BEGIN Material shown

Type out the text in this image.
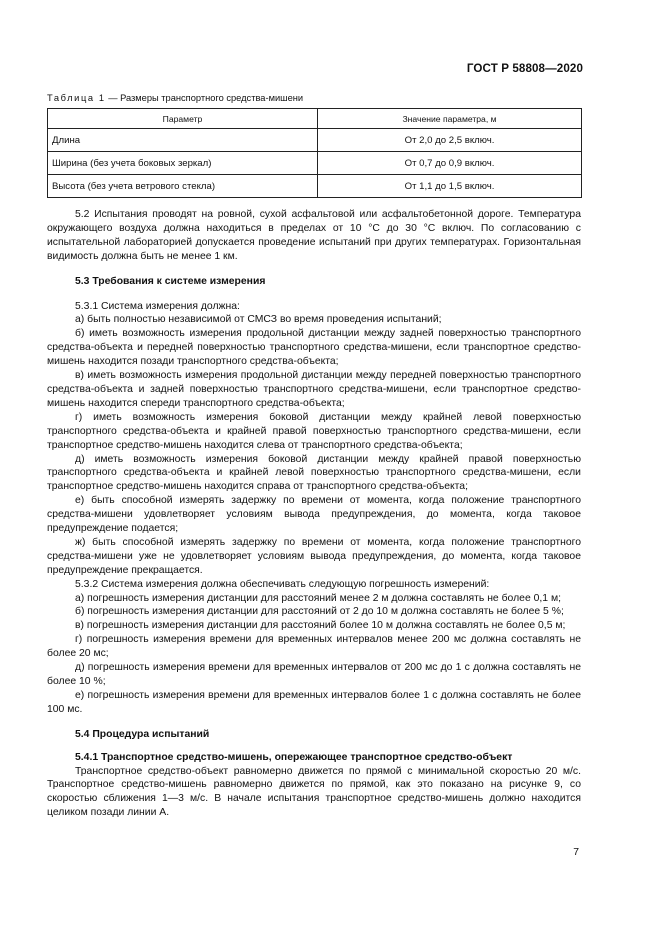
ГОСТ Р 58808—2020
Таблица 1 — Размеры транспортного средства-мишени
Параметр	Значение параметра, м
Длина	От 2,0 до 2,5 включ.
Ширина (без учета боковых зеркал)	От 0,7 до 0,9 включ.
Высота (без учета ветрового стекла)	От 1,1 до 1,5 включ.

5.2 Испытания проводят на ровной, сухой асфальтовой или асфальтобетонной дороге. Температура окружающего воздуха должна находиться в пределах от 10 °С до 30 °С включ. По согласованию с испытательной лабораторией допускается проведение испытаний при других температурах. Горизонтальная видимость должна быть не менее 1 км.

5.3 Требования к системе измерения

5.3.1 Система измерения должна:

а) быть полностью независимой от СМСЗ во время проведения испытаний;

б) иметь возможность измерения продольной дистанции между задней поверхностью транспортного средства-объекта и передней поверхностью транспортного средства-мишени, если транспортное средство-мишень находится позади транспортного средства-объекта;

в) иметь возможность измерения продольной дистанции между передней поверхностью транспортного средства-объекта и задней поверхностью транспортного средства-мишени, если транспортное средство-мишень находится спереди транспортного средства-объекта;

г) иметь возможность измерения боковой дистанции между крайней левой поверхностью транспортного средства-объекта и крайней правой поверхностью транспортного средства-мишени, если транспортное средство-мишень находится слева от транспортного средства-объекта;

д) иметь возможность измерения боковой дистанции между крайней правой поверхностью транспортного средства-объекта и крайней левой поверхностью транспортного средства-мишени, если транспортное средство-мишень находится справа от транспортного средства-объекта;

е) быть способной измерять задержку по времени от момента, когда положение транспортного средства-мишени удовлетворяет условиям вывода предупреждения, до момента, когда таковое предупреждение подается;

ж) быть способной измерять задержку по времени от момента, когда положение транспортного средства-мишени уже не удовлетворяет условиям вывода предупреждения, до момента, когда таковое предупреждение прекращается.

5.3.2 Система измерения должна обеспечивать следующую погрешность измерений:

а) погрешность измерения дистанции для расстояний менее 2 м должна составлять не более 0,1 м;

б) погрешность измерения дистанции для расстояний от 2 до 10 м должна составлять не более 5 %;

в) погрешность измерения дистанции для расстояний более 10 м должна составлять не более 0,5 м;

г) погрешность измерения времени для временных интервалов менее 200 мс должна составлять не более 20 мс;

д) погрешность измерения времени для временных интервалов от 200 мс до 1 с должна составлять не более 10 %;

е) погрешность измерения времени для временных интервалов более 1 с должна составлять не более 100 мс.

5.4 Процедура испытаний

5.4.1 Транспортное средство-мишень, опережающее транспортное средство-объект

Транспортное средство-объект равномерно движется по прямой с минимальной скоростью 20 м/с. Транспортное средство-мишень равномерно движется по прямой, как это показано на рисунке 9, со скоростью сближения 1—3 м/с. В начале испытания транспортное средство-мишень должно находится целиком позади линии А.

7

END Material shown
BEGIN Material shown

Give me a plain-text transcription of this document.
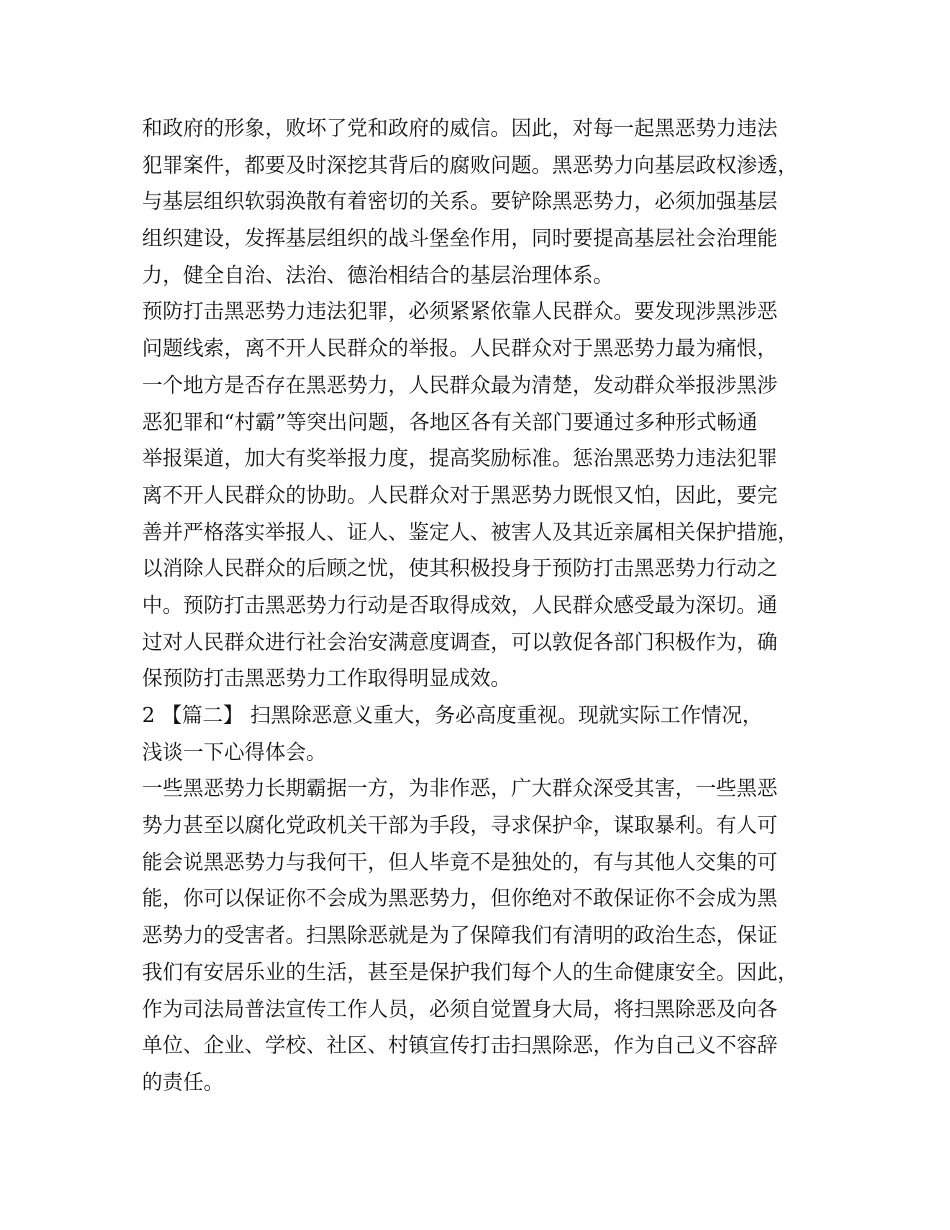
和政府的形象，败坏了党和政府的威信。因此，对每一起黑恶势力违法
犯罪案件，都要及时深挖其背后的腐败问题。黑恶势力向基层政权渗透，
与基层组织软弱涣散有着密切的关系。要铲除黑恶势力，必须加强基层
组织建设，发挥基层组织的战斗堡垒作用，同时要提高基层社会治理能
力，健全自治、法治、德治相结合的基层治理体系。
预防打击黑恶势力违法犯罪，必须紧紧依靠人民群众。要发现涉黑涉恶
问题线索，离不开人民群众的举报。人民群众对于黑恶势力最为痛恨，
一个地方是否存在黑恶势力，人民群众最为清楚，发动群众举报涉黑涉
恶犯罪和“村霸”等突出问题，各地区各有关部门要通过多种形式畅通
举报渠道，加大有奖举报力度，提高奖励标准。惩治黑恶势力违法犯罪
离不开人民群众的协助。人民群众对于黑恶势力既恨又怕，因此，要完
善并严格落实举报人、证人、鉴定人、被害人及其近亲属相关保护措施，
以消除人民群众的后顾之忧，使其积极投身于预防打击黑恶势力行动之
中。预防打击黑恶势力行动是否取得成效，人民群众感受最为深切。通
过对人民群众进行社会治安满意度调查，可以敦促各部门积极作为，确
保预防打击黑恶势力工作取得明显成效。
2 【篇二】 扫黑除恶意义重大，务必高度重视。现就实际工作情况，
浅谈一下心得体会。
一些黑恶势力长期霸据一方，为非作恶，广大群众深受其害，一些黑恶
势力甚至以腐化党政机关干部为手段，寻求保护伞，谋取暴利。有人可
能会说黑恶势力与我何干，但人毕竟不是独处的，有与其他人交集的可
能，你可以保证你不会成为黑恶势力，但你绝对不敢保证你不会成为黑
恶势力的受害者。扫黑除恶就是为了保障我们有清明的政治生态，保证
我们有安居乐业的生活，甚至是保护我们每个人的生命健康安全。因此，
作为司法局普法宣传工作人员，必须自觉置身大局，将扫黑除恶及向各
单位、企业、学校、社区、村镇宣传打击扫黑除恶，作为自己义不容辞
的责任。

END Material shown

### Exercise directions
Look back over the material above and state how many lines hold the word "измерять". Write the number and nothing else.

### Final answer
2